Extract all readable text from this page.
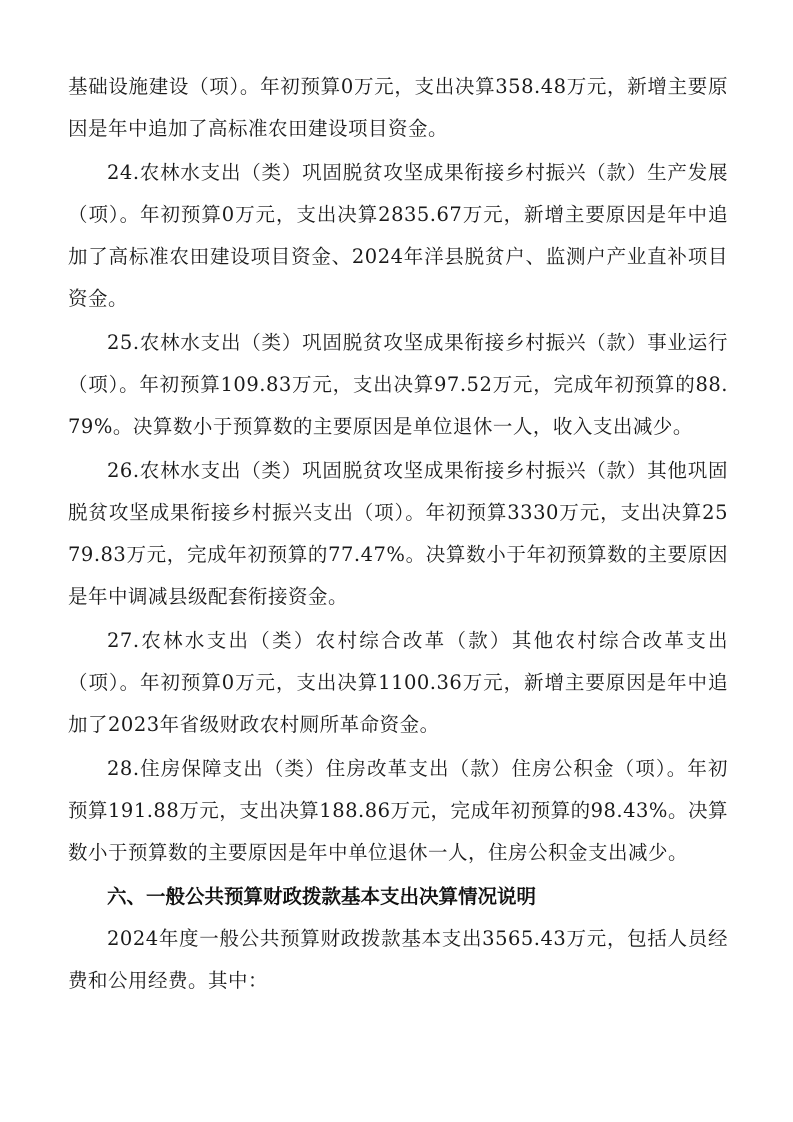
基础设施建设（项）。年初预算0万元，支出决算358.48万元，新增主要原因是年中追加了高标准农田建设项目资金。

24.农林水支出（类）巩固脱贫攻坚成果衔接乡村振兴（款）生产发展（项）。年初预算0万元，支出决算2835.67万元，新增主要原因是年中追加了高标准农田建设项目资金、2024年洋县脱贫户、监测户产业直补项目资金。

25.农林水支出（类）巩固脱贫攻坚成果衔接乡村振兴（款）事业运行（项）。年初预算109.83万元，支出决算97.52万元，完成年初预算的88.79%。决算数小于预算数的主要原因是单位退休一人，收入支出减少。

26.农林水支出（类）巩固脱贫攻坚成果衔接乡村振兴（款）其他巩固脱贫攻坚成果衔接乡村振兴支出（项）。年初预算3330万元，支出决算2579.83万元，完成年初预算的77.47%。决算数小于年初预算数的主要原因是年中调减县级配套衔接资金。

27.农林水支出（类）农村综合改革（款）其他农村综合改革支出（项）。年初预算0万元，支出决算1100.36万元，新增主要原因是年中追加了2023年省级财政农村厕所革命资金。

28.住房保障支出（类）住房改革支出（款）住房公积金（项）。年初预算191.88万元，支出决算188.86万元，完成年初预算的98.43%。决算数小于预算数的主要原因是年中单位退休一人，住房公积金支出减少。

六、一般公共预算财政拨款基本支出决算情况说明

2024年度一般公共预算财政拨款基本支出3565.43万元，包括人员经费和公用经费。其中：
^^^^
EXERCISE PROMPT:
Above is a listing; report how many of its lines include the word "巩固脱贫攻坚成果衔接乡村振兴", giving the number only.

TASK RESPONSE:
3